─── PROVIDED RECORDS

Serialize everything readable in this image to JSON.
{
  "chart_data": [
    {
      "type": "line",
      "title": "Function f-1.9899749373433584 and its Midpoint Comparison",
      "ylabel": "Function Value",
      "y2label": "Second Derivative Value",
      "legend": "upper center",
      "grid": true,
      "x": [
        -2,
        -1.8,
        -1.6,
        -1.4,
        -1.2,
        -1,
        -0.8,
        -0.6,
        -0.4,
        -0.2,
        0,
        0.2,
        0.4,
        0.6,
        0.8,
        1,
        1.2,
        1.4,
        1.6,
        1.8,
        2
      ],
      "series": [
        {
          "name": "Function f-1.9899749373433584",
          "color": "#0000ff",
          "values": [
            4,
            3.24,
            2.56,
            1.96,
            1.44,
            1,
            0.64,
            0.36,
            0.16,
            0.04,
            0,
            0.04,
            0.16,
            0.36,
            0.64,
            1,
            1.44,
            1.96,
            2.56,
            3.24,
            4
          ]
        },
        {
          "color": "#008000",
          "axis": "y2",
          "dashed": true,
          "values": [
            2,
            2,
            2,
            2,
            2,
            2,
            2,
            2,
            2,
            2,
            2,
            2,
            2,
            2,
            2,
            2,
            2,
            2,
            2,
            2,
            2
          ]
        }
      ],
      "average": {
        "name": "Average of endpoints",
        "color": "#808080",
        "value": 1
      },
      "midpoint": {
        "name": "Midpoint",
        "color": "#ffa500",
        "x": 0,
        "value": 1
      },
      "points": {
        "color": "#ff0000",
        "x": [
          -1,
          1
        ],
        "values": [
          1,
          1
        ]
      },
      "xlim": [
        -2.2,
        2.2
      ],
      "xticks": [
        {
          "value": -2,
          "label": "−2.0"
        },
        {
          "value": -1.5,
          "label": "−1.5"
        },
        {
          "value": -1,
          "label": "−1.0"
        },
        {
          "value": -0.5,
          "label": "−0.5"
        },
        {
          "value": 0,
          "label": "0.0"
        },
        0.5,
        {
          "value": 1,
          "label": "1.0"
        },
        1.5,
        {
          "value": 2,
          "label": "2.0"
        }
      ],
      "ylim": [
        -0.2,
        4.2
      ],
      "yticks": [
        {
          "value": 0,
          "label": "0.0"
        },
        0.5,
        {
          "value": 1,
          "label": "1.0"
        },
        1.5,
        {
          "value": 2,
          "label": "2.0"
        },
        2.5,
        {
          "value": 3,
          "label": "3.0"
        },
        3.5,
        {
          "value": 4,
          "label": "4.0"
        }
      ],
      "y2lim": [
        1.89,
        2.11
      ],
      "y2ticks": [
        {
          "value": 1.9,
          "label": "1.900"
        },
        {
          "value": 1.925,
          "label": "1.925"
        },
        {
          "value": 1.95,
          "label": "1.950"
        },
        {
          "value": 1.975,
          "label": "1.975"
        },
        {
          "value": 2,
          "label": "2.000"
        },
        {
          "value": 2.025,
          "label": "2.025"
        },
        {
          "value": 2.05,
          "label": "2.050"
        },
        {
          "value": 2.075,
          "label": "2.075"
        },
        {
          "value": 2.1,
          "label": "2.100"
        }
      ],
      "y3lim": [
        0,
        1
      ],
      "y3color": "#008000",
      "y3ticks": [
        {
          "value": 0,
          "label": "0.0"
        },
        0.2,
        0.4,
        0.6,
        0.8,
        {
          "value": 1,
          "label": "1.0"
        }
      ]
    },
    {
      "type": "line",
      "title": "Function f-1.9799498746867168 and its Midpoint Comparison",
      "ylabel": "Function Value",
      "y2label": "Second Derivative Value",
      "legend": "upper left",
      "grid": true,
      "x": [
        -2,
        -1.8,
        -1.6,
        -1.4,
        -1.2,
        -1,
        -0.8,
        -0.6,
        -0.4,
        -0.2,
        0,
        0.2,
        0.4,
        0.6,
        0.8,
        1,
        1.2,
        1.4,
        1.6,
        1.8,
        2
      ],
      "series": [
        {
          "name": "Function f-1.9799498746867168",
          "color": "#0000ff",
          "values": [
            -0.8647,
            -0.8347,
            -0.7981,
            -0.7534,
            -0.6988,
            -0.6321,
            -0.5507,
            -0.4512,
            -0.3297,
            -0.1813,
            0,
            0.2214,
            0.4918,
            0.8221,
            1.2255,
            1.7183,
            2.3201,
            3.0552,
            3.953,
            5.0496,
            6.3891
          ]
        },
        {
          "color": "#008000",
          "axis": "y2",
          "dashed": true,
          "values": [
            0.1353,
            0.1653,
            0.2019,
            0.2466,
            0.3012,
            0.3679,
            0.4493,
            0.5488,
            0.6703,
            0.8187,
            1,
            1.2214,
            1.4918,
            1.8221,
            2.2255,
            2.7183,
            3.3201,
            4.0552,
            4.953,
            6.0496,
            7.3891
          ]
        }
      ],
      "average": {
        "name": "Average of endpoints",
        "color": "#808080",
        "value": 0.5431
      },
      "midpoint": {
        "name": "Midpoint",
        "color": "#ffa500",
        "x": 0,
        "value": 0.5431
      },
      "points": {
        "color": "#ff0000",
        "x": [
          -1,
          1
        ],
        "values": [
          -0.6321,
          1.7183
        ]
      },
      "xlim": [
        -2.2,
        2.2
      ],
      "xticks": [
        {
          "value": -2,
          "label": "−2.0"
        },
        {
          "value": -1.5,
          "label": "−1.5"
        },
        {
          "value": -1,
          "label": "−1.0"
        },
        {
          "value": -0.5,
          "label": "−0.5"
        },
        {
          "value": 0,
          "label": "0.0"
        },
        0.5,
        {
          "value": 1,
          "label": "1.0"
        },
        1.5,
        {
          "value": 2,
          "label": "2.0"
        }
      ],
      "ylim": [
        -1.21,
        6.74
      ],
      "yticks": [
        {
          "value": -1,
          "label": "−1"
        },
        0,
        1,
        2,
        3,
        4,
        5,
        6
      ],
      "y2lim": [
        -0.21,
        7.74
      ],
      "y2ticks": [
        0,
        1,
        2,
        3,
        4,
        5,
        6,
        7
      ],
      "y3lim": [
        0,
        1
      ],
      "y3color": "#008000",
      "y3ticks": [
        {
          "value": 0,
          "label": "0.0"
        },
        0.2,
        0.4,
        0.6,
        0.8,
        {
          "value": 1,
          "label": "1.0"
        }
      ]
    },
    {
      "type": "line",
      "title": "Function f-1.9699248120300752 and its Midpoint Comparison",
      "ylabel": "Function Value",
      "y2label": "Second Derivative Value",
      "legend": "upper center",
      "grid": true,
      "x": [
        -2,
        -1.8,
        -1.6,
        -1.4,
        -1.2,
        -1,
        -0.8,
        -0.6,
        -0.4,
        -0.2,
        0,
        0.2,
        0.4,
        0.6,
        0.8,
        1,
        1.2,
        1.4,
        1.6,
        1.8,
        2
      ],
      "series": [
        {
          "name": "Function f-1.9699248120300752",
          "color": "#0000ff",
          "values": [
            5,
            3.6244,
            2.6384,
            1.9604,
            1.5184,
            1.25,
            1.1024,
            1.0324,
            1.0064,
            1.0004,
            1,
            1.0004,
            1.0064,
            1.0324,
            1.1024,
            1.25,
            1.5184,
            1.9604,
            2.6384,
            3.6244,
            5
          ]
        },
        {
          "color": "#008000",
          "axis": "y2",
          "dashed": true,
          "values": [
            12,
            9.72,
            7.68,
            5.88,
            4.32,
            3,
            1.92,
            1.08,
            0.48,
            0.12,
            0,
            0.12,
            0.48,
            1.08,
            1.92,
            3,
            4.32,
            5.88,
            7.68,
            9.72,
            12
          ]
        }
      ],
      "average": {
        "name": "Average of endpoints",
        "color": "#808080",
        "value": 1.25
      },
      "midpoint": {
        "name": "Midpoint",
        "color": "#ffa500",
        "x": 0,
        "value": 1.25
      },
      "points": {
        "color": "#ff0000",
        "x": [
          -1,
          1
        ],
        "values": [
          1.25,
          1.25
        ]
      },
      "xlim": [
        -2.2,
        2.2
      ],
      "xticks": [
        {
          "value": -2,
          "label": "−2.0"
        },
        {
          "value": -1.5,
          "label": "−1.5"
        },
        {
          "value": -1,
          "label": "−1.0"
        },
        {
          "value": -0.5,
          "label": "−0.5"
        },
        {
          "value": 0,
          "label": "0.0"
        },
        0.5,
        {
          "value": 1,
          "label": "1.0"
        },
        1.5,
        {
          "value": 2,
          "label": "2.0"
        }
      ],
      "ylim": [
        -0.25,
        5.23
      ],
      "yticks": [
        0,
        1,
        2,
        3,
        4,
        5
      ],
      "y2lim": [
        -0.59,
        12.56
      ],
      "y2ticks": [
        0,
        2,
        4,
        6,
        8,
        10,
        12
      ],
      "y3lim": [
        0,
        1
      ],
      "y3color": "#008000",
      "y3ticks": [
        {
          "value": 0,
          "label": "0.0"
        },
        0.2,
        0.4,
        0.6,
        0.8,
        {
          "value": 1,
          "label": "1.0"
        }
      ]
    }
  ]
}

──────

=== TASK ===
Scan the records above for the string "Function", then report every line that contains it.

=== FULL ANSWER ===
      "title": "Function f-1.9899749373433584 and its Midpoint Comparison",
      "ylabel": "Function Value",
          "name": "Function f-1.9899749373433584",
      "title": "Function f-1.9799498746867168 and its Midpoint Comparison",
      "ylabel": "Function Value",
          "name": "Function f-1.9799498746867168",
      "title": "Function f-1.9699248120300752 and its Midpoint Comparison",
      "ylabel": "Function Value",
          "name": "Function f-1.9699248120300752",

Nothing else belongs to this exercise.